Set exercise:
Without including any pictures, write out all the entries exactly.

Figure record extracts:
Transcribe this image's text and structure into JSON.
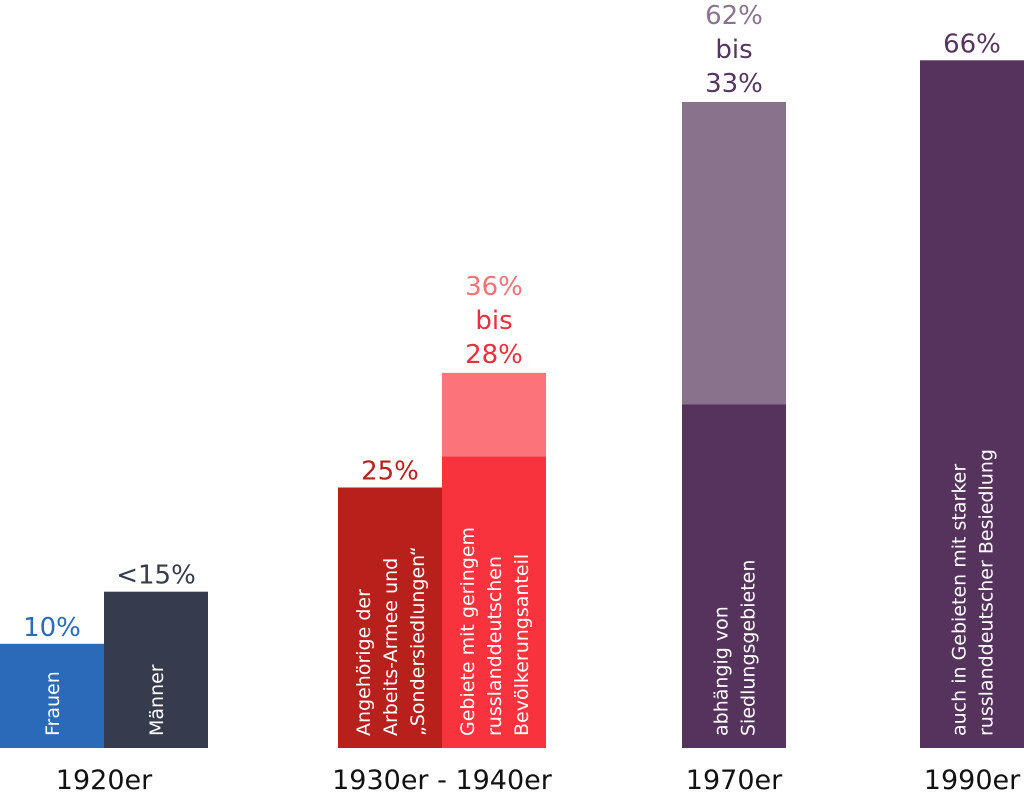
{
  "chart_data": {
    "type": "bar",
    "title": "",
    "xlabel": "",
    "ylabel": "",
    "ylim": [
      0,
      70
    ],
    "grid": false,
    "legend": "none",
    "categories": [
      "1920er",
      "1930er - 1940er",
      "1970er",
      "1990er"
    ],
    "bars": [
      {
        "category": "1920er",
        "inside_label": "Frauen",
        "value": 10,
        "top_label": "10%",
        "label_color": "#2a6ab8",
        "segments": [
          {
            "value": 10,
            "color": "#2a6ab8"
          }
        ]
      },
      {
        "category": "1920er",
        "inside_label": "Männer",
        "value": 15,
        "top_label": "<15%",
        "label_color": "#363b4d",
        "segments": [
          {
            "value": 15,
            "color": "#363b4d"
          }
        ]
      },
      {
        "category": "1930er - 1940er",
        "inside_label": "Angehörige der\nArbeits-Armee und\n„Sondersiedlungen“",
        "value": 25,
        "top_label": "25%",
        "label_color": "#b8201b",
        "segments": [
          {
            "value": 25,
            "color": "#b8201b"
          }
        ]
      },
      {
        "category": "1930er - 1940er",
        "inside_label": "Gebiete mit geringem\nrusslanddeutschen\nBevölkerungsanteil",
        "value": 36,
        "range": [
          28,
          36
        ],
        "top_label_lines": [
          {
            "text": "36%",
            "color": "#f77177"
          },
          {
            "text": "bis",
            "color": "#e8303c"
          },
          {
            "text": "28%",
            "color": "#e8303c"
          }
        ],
        "segments": [
          {
            "value": 28,
            "color": "#f9333d"
          },
          {
            "value": 8,
            "color": "#fb7479"
          }
        ]
      },
      {
        "category": "1970er",
        "inside_label": "abhängig von\nSiedlungsgebieten",
        "value": 62,
        "range": [
          33,
          62
        ],
        "top_label_lines": [
          {
            "text": "62%",
            "color": "#8b748f"
          },
          {
            "text": "bis",
            "color": "#55355e"
          },
          {
            "text": "33%",
            "color": "#55355e"
          }
        ],
        "segments": [
          {
            "value": 33,
            "color": "#55335d"
          },
          {
            "value": 29,
            "color": "#88728c"
          }
        ]
      },
      {
        "category": "1990er",
        "inside_label": "auch in Gebieten mit starker\nrusslanddeutscher Besiedlung",
        "value": 66,
        "top_label": "66%",
        "label_color": "#55355e",
        "segments": [
          {
            "value": 66,
            "color": "#55335d"
          }
        ]
      }
    ]
  }
}
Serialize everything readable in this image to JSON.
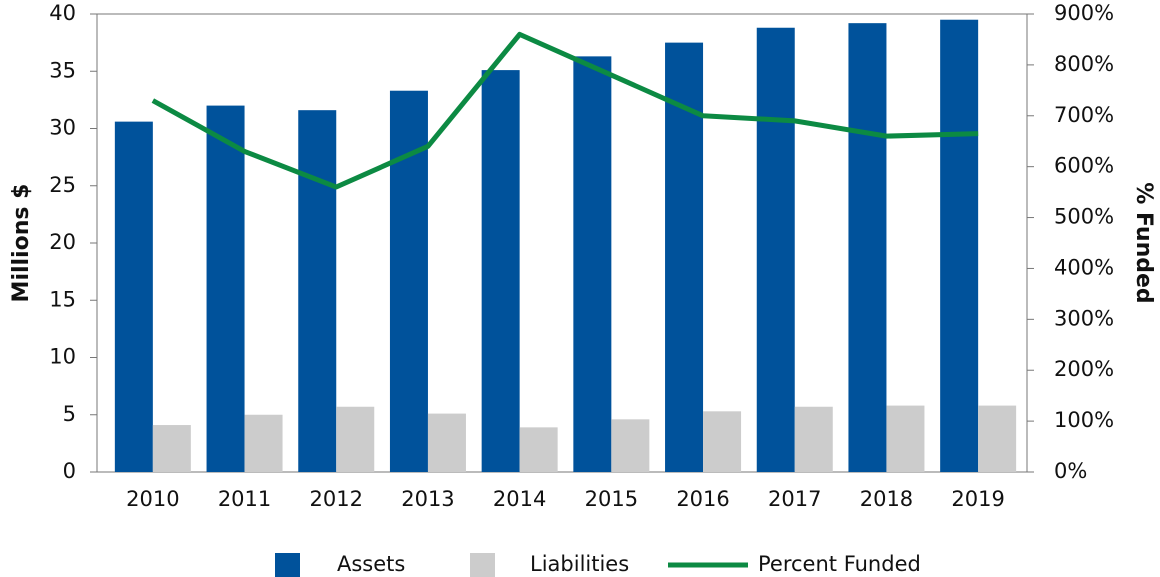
{
  "chart_data": {
    "type": "bar",
    "categories": [
      "2010",
      "2011",
      "2012",
      "2013",
      "2014",
      "2015",
      "2016",
      "2017",
      "2018",
      "2019"
    ],
    "series": [
      {
        "name": "Assets",
        "type": "bar",
        "color": "#00529b",
        "values": [
          30.6,
          32.0,
          31.6,
          33.3,
          35.1,
          36.3,
          37.5,
          38.8,
          39.2,
          39.5
        ]
      },
      {
        "name": "Liabilities",
        "type": "bar",
        "color": "#cccccc",
        "values": [
          4.1,
          5.0,
          5.7,
          5.1,
          3.9,
          4.6,
          5.3,
          5.7,
          5.8,
          5.8
        ]
      },
      {
        "name": "Percent Funded",
        "type": "line",
        "axis": "y2",
        "color": "#0c8a43",
        "values": [
          730,
          630,
          560,
          640,
          860,
          780,
          700,
          690,
          660,
          665
        ]
      }
    ],
    "ylabel": "Millions $",
    "y2label": "% Funded",
    "ylim": [
      0,
      40
    ],
    "yticks": [
      0,
      5,
      10,
      15,
      20,
      25,
      30,
      35,
      40
    ],
    "y2lim": [
      0,
      900
    ],
    "y2ticks": [
      {
        "value": 0,
        "label": "0%"
      },
      {
        "value": 100,
        "label": "100%"
      },
      {
        "value": 200,
        "label": "200%"
      },
      {
        "value": 300,
        "label": "300%"
      },
      {
        "value": 400,
        "label": "400%"
      },
      {
        "value": 500,
        "label": "500%"
      },
      {
        "value": 600,
        "label": "600%"
      },
      {
        "value": 700,
        "label": "700%"
      },
      {
        "value": 800,
        "label": "800%"
      },
      {
        "value": 900,
        "label": "900%"
      }
    ],
    "grid": false,
    "legend": "bottom"
  }
}
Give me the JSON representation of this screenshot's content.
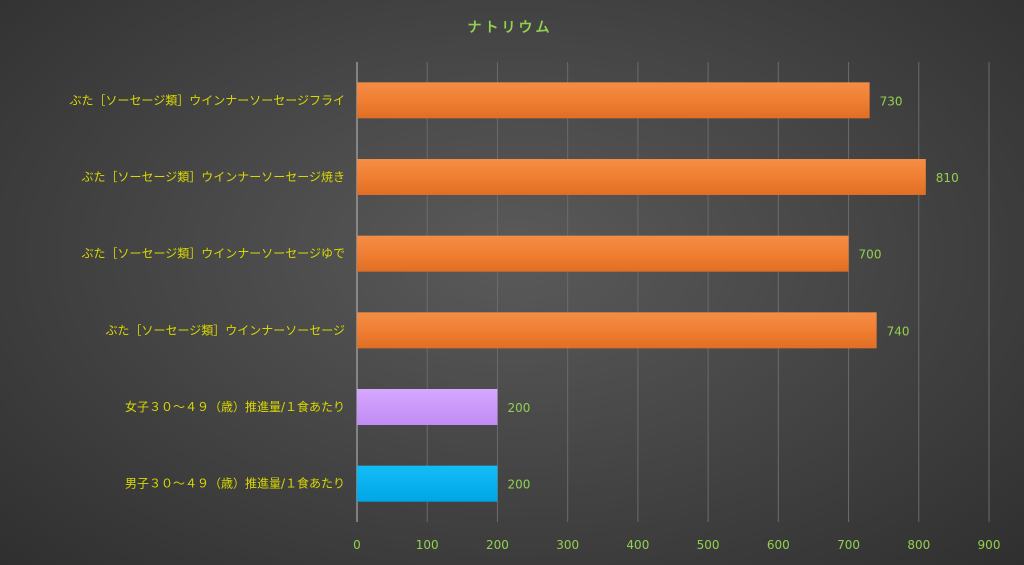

Task output:
Transcribe this image's text and structure into JSON.
{
  "chart_data": {
    "type": "bar",
    "title": "",
    "xlabel": "",
    "ylabel": "",
    "ylim": [
      0,
      70
    ],
    "grid": false,
    "legend": "none",
    "categories": [
      "1920er",
      "1930er - 1940er",
      "1970er",
      "1990er"
    ],
    "bars": [
      {
        "category": "1920er",
        "inside_label": "Frauen",
        "value": 10,
        "top_label": "10%",
        "label_color": "#2a6ab8",
        "segments": [
          {
            "value": 10,
            "color": "#2a6ab8"
          }
        ]
      },
      {
        "category": "1920er",
        "inside_label": "Männer",
        "value": 15,
        "top_label": "<15%",
        "label_color": "#363b4d",
        "segments": [
          {
            "value": 15,
            "color": "#363b4d"
          }
        ]
      },
      {
        "category": "1930er - 1940er",
        "inside_label": "Angehörige der\nArbeits-Armee und\n„Sondersiedlungen“",
        "value": 25,
        "top_label": "25%",
        "label_color": "#b8201b",
        "segments": [
          {
            "value": 25,
            "color": "#b8201b"
          }
        ]
      },
      {
        "category": "1930er - 1940er",
        "inside_label": "Gebiete mit geringem\nrusslanddeutschen\nBevölkerungsanteil",
        "value": 36,
        "range": [
          28,
          36
        ],
        "top_label_lines": [
          {
            "text": "36%",
            "color": "#f77177"
          },
          {
            "text": "bis",
            "color": "#e8303c"
          },
          {
            "text": "28%",
            "color": "#e8303c"
          }
        ],
        "segments": [
          {
            "value": 28,
            "color": "#f9333d"
          },
          {
            "value": 8,
            "color": "#fb7479"
          }
        ]
      },
      {
        "category": "1970er",
        "inside_label": "abhängig von\nSiedlungsgebieten",
        "value": 62,
        "range": [
          33,
          62
        ],
        "top_label_lines": [
          {
            "text": "62%",
            "color": "#8b748f"
          },
          {
            "text": "bis",
            "color": "#55355e"
          },
          {
            "text": "33%",
            "color": "#55355e"
          }
        ],
        "segments": [
          {
            "value": 33,
            "color": "#55335d"
          },
          {
            "value": 29,
            "color": "#88728c"
          }
        ]
      },
      {
        "category": "1990er",
        "inside_label": "auch in Gebieten mit starker\nrusslanddeutscher Besiedlung",
        "value": 66,
        "top_label": "66%",
        "label_color": "#55355e",
        "segments": [
          {
            "value": 66,
            "color": "#55335d"
          }
        ]
      }
    ]
  }
}
Serialize everything readable in this image to JSON.
{
  "chart_data": {
    "type": "bar",
    "categories": [
      "2010",
      "2011",
      "2012",
      "2013",
      "2014",
      "2015",
      "2016",
      "2017",
      "2018",
      "2019"
    ],
    "series": [
      {
        "name": "Assets",
        "type": "bar",
        "color": "#00529b",
        "values": [
          30.6,
          32.0,
          31.6,
          33.3,
          35.1,
          36.3,
          37.5,
          38.8,
          39.2,
          39.5
        ]
      },
      {
        "name": "Liabilities",
        "type": "bar",
        "color": "#cccccc",
        "values": [
          4.1,
          5.0,
          5.7,
          5.1,
          3.9,
          4.6,
          5.3,
          5.7,
          5.8,
          5.8
        ]
      },
      {
        "name": "Percent Funded",
        "type": "line",
        "axis": "y2",
        "color": "#0c8a43",
        "values": [
          730,
          630,
          560,
          640,
          860,
          780,
          700,
          690,
          660,
          665
        ]
      }
    ],
    "ylabel": "Millions $",
    "y2label": "% Funded",
    "ylim": [
      0,
      40
    ],
    "yticks": [
      0,
      5,
      10,
      15,
      20,
      25,
      30,
      35,
      40
    ],
    "y2lim": [
      0,
      900
    ],
    "y2ticks": [
      {
        "value": 0,
        "label": "0%"
      },
      {
        "value": 100,
        "label": "100%"
      },
      {
        "value": 200,
        "label": "200%"
      },
      {
        "value": 300,
        "label": "300%"
      },
      {
        "value": 400,
        "label": "400%"
      },
      {
        "value": 500,
        "label": "500%"
      },
      {
        "value": 600,
        "label": "600%"
      },
      {
        "value": 700,
        "label": "700%"
      },
      {
        "value": 800,
        "label": "800%"
      },
      {
        "value": 900,
        "label": "900%"
      }
    ],
    "grid": false,
    "legend": "bottom"
  }
}
Give me the JSON representation of this screenshot's content.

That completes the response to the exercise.